--- Start of Task material ---
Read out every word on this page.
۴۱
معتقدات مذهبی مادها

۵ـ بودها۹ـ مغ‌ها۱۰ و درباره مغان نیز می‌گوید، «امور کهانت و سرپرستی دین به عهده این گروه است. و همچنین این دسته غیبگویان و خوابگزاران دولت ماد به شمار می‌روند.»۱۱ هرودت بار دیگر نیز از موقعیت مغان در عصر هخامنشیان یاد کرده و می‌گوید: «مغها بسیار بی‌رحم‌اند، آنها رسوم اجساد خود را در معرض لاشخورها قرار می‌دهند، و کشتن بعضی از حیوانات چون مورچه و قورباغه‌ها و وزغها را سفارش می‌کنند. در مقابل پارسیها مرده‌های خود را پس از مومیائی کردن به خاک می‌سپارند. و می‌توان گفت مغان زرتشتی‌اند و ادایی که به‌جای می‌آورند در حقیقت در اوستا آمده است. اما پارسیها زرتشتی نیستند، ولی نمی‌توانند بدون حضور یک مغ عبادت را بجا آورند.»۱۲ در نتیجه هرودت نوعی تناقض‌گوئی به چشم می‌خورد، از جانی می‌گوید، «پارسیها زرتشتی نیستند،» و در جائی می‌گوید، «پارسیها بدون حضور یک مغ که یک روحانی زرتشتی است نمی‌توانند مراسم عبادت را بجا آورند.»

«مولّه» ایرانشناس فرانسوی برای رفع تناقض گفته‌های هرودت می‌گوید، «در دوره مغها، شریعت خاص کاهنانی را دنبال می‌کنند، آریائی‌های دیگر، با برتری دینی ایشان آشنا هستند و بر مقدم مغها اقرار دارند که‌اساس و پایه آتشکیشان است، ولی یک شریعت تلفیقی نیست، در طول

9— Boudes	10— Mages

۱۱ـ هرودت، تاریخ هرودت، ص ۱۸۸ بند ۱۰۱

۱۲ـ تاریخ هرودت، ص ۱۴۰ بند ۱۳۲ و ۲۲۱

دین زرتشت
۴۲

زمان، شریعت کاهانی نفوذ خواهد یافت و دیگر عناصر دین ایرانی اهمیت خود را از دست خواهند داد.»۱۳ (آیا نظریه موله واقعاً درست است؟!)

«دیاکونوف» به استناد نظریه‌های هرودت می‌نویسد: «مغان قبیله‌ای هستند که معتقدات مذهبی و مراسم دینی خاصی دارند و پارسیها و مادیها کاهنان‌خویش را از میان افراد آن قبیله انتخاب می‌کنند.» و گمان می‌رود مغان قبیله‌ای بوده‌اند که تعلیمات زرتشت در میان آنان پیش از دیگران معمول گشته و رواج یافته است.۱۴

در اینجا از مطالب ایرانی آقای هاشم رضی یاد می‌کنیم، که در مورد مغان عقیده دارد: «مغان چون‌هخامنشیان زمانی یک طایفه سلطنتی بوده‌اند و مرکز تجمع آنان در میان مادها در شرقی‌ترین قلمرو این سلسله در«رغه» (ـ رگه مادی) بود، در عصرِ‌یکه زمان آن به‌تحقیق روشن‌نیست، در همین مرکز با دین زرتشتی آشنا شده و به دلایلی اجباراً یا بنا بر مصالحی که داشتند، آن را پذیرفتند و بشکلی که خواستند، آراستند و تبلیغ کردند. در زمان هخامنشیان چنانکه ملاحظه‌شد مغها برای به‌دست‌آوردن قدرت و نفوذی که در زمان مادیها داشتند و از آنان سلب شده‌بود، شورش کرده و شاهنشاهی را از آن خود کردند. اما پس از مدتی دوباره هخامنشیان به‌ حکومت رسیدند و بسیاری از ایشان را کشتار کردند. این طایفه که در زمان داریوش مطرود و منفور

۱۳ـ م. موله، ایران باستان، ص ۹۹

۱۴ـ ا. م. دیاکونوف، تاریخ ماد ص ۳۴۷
--- End of Task material ---
**Exercise aim:**
From the records above, report the count of lines containing "تاریخ" and nothing more.

**Written response:**
3